→ **Task prompt**
Below is a listing to write out in full, exactly as given, without its pictures.

*** Extracted data ***

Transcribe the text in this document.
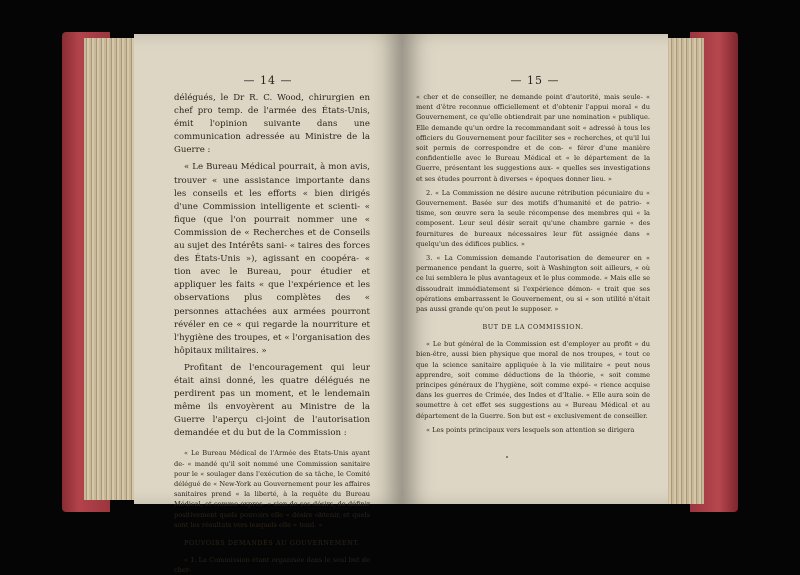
— 14 —

délégués, le Dr R. C. Wood, chirurgien en chef pro temp. de l'armée des États-Unis, émit l'opinion suivante dans une communication adressée au Ministre de la Guerre :

« Le Bureau Médical pourrait, à mon avis, trouver « une assistance importante dans les conseils et les efforts « bien dirigés d'une Commission intelligente et scienti- « fique (que l'on pourrait nommer une « Commission de « Recherches et de Conseils au sujet des Intérêts sani- « taires des forces des États-Unis »), agissant en coopéra- « tion avec le Bureau, pour étudier et appliquer les faits « que l'expérience et les observations plus complètes des « personnes attachées aux armées pourront révéler en ce « qui regarde la nourriture et l'hygiène des troupes, et « l'organisation des hôpitaux militaires. »

Profitant de l'encouragement qui leur était ainsi donné, les quatre délégués ne perdirent pas un moment, et le lendemain même ils envoyèrent au Ministre de la Guerre l'aperçu ci-joint de l'autorisation demandée et du but de la Commission :

« Le Bureau Médical de l'Armée des États-Unis ayant de- « mandé qu'il soit nommé une Commission sanitaire pour le « soulager dans l'exécution de sa tâche, le Comité délégué de « New-York au Gouvernement pour les affaires sanitaires prend « la liberté, à la requête du Bureau Médical, et comme expres- « sion de ses désirs, de définir positivement quels pouvoirs elle « désire obtenir, et quels sont les résultats vers lesquels elle « tend. »

POUVOIRS DEMANDÉS AU GOUVERNEMENT.

« 1. La Commission étant organisée dans le seul but de cher-

— 15 —

« cher et de conseiller, ne demande point d'autorité, mais seule- « ment d'être reconnue officiellement et d'obtenir l'appui moral « du Gouvernement, ce qu'elle obtiendrait par une nomination « publique. Elle demande qu'un ordre la recommandant soit « adressé à tous les officiers du Gouvernement pour faciliter ses « recherches, et qu'il lui soit permis de correspondre et de con- « férer d'une manière confidentielle avec le Bureau Médical et « le département de la Guerre, présentant les suggestions aux- « quelles ses investigations et ses études pourront à diverses « époques donner lieu. »

2. « La Commission ne désire aucune rétribution pécuniaire du « Gouvernement. Basée sur des motifs d'humanité et de patrio- « tisme, son œuvre sera la seule récompense des membres qui « la composent. Leur seul désir serait qu'une chambre garnie « des fournitures de bureaux nécessaires leur fût assignée dans « quelqu'un des édifices publics. »

3. « La Commission demande l'autorisation de demeurer en « permanence pendant la guerre, soit à Washington soit ailleurs, « où ce lui semblera le plus avantageux et le plus commode. « Mais elle se dissoudrait immédiatement si l'expérience démon- « trait que ses opérations embarrassent le Gouvernement, ou si « son utilité n'était pas aussi grande qu'on peut le supposer. »

BUT DE LA COMMISSION.

« Le but général de la Commission est d'employer au profit « du bien-être, aussi bien physique que moral de nos troupes, « tout ce que la science sanitaire appliquée à la vie militaire « peut nous apprendre, soit comme déductions de la théorie, « soit comme principes généraux de l'hygiène, soit comme expé- « rience acquise dans les guerres de Crimée, des Indes et d'Italie. « Elle aura soin de soumettre à cet effet ses suggestions au « Bureau Médical et au département de la Guerre. Son but est « exclusivement de conseiller.

« Les points principaux vers lesquels son attention se dirigera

***

→ **Solution to this problem**
Transcribe the text in this document.
— 14 —

délégués, le Dr R. C. Wood, chirurgien en chef pro temp. de l'armée des États-Unis, émit l'opinion suivante dans une communication adressée au Ministre de la Guerre :

« Le Bureau Médical pourrait, à mon avis, trouver « une assistance importante dans les conseils et les efforts « bien dirigés d'une Commission intelligente et scienti- « fique (que l'on pourrait nommer une « Commission de « Recherches et de Conseils au sujet des Intérêts sani- « taires des forces des États-Unis »), agissant en coopéra- « tion avec le Bureau, pour étudier et appliquer les faits « que l'expérience et les observations plus complètes des « personnes attachées aux armées pourront révéler en ce « qui regarde la nourriture et l'hygiène des troupes, et « l'organisation des hôpitaux militaires. »

Profitant de l'encouragement qui leur était ainsi donné, les quatre délégués ne perdirent pas un moment, et le lendemain même ils envoyèrent au Ministre de la Guerre l'aperçu ci-joint de l'autorisation demandée et du but de la Commission :

« Le Bureau Médical de l'Armée des États-Unis ayant de- « mandé qu'il soit nommé une Commission sanitaire pour le « soulager dans l'exécution de sa tâche, le Comité délégué de « New-York au Gouvernement pour les affaires sanitaires prend « la liberté, à la requête du Bureau Médical, et comme expres- « sion de ses désirs, de définir positivement quels pouvoirs elle « désire obtenir, et quels sont les résultats vers lesquels elle « tend. »

POUVOIRS DEMANDÉS AU GOUVERNEMENT.

« 1. La Commission étant organisée dans le seul but de cher-

— 15 —

« cher et de conseiller, ne demande point d'autorité, mais seule- « ment d'être reconnue officiellement et d'obtenir l'appui moral « du Gouvernement, ce qu'elle obtiendrait par une nomination « publique. Elle demande qu'un ordre la recommandant soit « adressé à tous les officiers du Gouvernement pour faciliter ses « recherches, et qu'il lui soit permis de correspondre et de con- « férer d'une manière confidentielle avec le Bureau Médical et « le département de la Guerre, présentant les suggestions aux- « quelles ses investigations et ses études pourront à diverses « époques donner lieu. »

2. « La Commission ne désire aucune rétribution pécuniaire du « Gouvernement. Basée sur des motifs d'humanité et de patrio- « tisme, son œuvre sera la seule récompense des membres qui « la composent. Leur seul désir serait qu'une chambre garnie « des fournitures de bureaux nécessaires leur fût assignée dans « quelqu'un des édifices publics. »

3. « La Commission demande l'autorisation de demeurer en « permanence pendant la guerre, soit à Washington soit ailleurs, « où ce lui semblera le plus avantageux et le plus commode. « Mais elle se dissoudrait immédiatement si l'expérience démon- « trait que ses opérations embarrassent le Gouvernement, ou si « son utilité n'était pas aussi grande qu'on peut le supposer. »

BUT DE LA COMMISSION.

« Le but général de la Commission est d'employer au profit « du bien-être, aussi bien physique que moral de nos troupes, « tout ce que la science sanitaire appliquée à la vie militaire « peut nous apprendre, soit comme déductions de la théorie, « soit comme principes généraux de l'hygiène, soit comme expé- « rience acquise dans les guerres de Crimée, des Indes et d'Italie. « Elle aura soin de soumettre à cet effet ses suggestions au « Bureau Médical et au département de la Guerre. Son but est « exclusivement de conseiller.

« Les points principaux vers lesquels son attention se dirigera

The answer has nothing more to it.